What follows is a block of records; reproduce all of it verbatim.

--- Begin Exercise input ---

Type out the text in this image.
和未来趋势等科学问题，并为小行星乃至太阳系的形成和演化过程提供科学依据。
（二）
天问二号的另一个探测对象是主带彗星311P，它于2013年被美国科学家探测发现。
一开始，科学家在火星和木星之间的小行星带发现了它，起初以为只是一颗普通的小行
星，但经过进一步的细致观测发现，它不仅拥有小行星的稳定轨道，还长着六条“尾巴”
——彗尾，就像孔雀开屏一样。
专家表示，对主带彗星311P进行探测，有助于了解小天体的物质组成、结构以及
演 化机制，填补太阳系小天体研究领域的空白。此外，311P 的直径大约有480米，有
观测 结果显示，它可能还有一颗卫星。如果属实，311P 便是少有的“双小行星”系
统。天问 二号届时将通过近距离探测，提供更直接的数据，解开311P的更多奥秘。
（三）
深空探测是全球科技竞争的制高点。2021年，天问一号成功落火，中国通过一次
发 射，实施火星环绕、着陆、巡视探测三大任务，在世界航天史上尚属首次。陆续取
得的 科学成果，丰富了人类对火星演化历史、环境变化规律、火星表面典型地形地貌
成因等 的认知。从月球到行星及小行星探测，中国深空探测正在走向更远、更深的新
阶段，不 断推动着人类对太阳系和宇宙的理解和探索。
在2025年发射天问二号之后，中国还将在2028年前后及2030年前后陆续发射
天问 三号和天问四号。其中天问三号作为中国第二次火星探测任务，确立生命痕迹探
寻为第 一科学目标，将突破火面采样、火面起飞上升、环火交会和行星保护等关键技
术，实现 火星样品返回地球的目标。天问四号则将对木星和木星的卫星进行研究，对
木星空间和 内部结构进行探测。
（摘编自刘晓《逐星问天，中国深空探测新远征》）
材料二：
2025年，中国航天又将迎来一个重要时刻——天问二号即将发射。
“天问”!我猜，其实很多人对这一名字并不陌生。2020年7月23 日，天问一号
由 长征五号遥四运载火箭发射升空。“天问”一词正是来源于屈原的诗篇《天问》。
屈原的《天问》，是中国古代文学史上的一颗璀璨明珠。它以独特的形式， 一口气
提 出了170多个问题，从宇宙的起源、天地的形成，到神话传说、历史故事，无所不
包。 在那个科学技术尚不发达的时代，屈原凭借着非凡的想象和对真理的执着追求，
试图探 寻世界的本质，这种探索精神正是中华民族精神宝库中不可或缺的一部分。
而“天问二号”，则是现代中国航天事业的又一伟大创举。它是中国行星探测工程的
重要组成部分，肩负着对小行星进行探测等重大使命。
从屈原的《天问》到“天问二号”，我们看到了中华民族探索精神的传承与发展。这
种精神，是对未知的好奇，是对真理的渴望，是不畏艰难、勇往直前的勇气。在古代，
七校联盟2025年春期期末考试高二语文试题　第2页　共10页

--- End Exercise input ---

# Expected answer
Type out the text in this image.
和未来趋势等科学问题，并为小行星乃至太阳系的形成和演化过程提供科学依据。
（二）
天问二号的另一个探测对象是主带彗星311P，它于2013年被美国科学家探测发现。
一开始，科学家在火星和木星之间的小行星带发现了它，起初以为只是一颗普通的小行
星，但经过进一步的细致观测发现，它不仅拥有小行星的稳定轨道，还长着六条“尾巴”
——彗尾，就像孔雀开屏一样。
专家表示，对主带彗星311P进行探测，有助于了解小天体的物质组成、结构以及
演 化机制，填补太阳系小天体研究领域的空白。此外，311P 的直径大约有480米，有
观测 结果显示，它可能还有一颗卫星。如果属实，311P 便是少有的“双小行星”系
统。天问 二号届时将通过近距离探测，提供更直接的数据，解开311P的更多奥秘。
（三）
深空探测是全球科技竞争的制高点。2021年，天问一号成功落火，中国通过一次
发 射，实施火星环绕、着陆、巡视探测三大任务，在世界航天史上尚属首次。陆续取
得的 科学成果，丰富了人类对火星演化历史、环境变化规律、火星表面典型地形地貌
成因等 的认知。从月球到行星及小行星探测，中国深空探测正在走向更远、更深的新
阶段，不 断推动着人类对太阳系和宇宙的理解和探索。
在2025年发射天问二号之后，中国还将在2028年前后及2030年前后陆续发射
天问 三号和天问四号。其中天问三号作为中国第二次火星探测任务，确立生命痕迹探
寻为第 一科学目标，将突破火面采样、火面起飞上升、环火交会和行星保护等关键技
术，实现 火星样品返回地球的目标。天问四号则将对木星和木星的卫星进行研究，对
木星空间和 内部结构进行探测。
（摘编自刘晓《逐星问天，中国深空探测新远征》）
材料二：
2025年，中国航天又将迎来一个重要时刻——天问二号即将发射。
“天问”!我猜，其实很多人对这一名字并不陌生。2020年7月23 日，天问一号
由 长征五号遥四运载火箭发射升空。“天问”一词正是来源于屈原的诗篇《天问》。
屈原的《天问》，是中国古代文学史上的一颗璀璨明珠。它以独特的形式， 一口气
提 出了170多个问题，从宇宙的起源、天地的形成，到神话传说、历史故事，无所不
包。 在那个科学技术尚不发达的时代，屈原凭借着非凡的想象和对真理的执着追求，
试图探 寻世界的本质，这种探索精神正是中华民族精神宝库中不可或缺的一部分。
而“天问二号”，则是现代中国航天事业的又一伟大创举。它是中国行星探测工程的
重要组成部分，肩负着对小行星进行探测等重大使命。
从屈原的《天问》到“天问二号”，我们看到了中华民族探索精神的传承与发展。这
种精神，是对未知的好奇，是对真理的渴望，是不畏艰难、勇往直前的勇气。在古代，
七校联盟2025年春期期末考试高二语文试题　第2页　共10页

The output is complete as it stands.